**WHAT NEEDS TO BE DONE:** Which lines of the records contain "ΠΗΓΩΝ"? Collect every one of them.

[Records contained in a dataset]
********
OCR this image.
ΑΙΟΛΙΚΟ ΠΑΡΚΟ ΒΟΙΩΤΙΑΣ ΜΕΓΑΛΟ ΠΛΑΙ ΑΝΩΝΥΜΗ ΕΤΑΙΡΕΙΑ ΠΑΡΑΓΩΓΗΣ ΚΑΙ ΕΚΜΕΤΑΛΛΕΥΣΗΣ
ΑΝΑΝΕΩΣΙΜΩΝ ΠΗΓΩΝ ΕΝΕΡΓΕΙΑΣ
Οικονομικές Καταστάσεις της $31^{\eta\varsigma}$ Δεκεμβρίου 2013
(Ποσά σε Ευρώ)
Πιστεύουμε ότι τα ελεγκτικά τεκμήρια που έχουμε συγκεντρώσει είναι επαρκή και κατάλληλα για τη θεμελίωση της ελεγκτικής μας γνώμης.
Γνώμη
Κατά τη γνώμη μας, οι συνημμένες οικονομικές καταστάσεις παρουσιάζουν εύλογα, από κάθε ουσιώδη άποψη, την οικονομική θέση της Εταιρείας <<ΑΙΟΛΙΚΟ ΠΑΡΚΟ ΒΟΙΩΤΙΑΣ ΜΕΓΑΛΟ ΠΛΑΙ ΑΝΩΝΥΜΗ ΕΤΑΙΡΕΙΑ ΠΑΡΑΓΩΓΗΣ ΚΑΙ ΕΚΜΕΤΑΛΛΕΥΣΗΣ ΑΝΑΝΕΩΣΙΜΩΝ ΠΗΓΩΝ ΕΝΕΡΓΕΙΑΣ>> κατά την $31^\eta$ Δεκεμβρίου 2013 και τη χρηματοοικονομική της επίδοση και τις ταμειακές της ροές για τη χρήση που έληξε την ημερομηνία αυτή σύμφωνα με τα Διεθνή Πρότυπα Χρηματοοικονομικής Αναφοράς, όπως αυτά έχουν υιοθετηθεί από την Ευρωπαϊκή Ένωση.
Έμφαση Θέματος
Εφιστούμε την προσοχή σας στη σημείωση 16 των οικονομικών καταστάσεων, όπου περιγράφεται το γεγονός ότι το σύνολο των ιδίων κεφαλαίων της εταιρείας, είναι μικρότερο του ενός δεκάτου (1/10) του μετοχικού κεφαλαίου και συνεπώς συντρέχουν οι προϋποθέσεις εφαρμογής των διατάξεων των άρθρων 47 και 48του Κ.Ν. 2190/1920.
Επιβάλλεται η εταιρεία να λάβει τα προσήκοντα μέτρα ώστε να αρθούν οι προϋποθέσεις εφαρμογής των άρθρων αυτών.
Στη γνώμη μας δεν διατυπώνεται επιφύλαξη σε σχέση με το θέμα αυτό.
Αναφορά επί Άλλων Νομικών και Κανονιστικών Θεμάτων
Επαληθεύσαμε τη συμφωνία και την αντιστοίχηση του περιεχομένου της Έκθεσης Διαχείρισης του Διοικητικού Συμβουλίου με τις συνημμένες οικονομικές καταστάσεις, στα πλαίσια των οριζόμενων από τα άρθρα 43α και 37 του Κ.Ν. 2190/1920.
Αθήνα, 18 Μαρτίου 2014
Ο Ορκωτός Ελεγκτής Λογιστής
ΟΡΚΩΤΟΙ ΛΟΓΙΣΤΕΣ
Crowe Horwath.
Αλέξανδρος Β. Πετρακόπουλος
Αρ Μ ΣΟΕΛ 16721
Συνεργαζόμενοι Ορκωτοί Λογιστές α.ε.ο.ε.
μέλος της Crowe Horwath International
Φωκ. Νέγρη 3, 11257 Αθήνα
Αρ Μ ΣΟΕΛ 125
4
********
**RESPONSE TO THIS EXERCISE:**
ΑΝΑΝΕΩΣΙΜΩΝ ΠΗΓΩΝ ΕΝΕΡΓΕΙΑΣ
Κατά τη γνώμη μας, οι συνημμένες οικονομικές καταστάσεις παρουσιάζουν εύλογα, από κάθε ουσιώδη άποψη, την οικονομική θέση της Εταιρείας <<ΑΙΟΛΙΚΟ ΠΑΡΚΟ ΒΟΙΩΤΙΑΣ ΜΕΓΑΛΟ ΠΛΑΙ ΑΝΩΝΥΜΗ ΕΤΑΙΡΕΙΑ ΠΑΡΑΓΩΓΗΣ ΚΑΙ ΕΚΜΕΤΑΛΛΕΥΣΗΣ ΑΝΑΝΕΩΣΙΜΩΝ ΠΗΓΩΝ ΕΝΕΡΓΕΙΑΣ>> κατά την $31^\eta$ Δεκεμβρίου 2013 και τη χρηματοοικονομική της επίδοση και τις ταμειακές της ροές για τη χρήση που έληξε την ημερομηνία αυτή σύμφωνα με τα Διεθνή Πρότυπα Χρηματοοικονομικής Αναφοράς, όπως αυτά έχουν υιοθετηθεί από την Ευρωπαϊκή Ένωση.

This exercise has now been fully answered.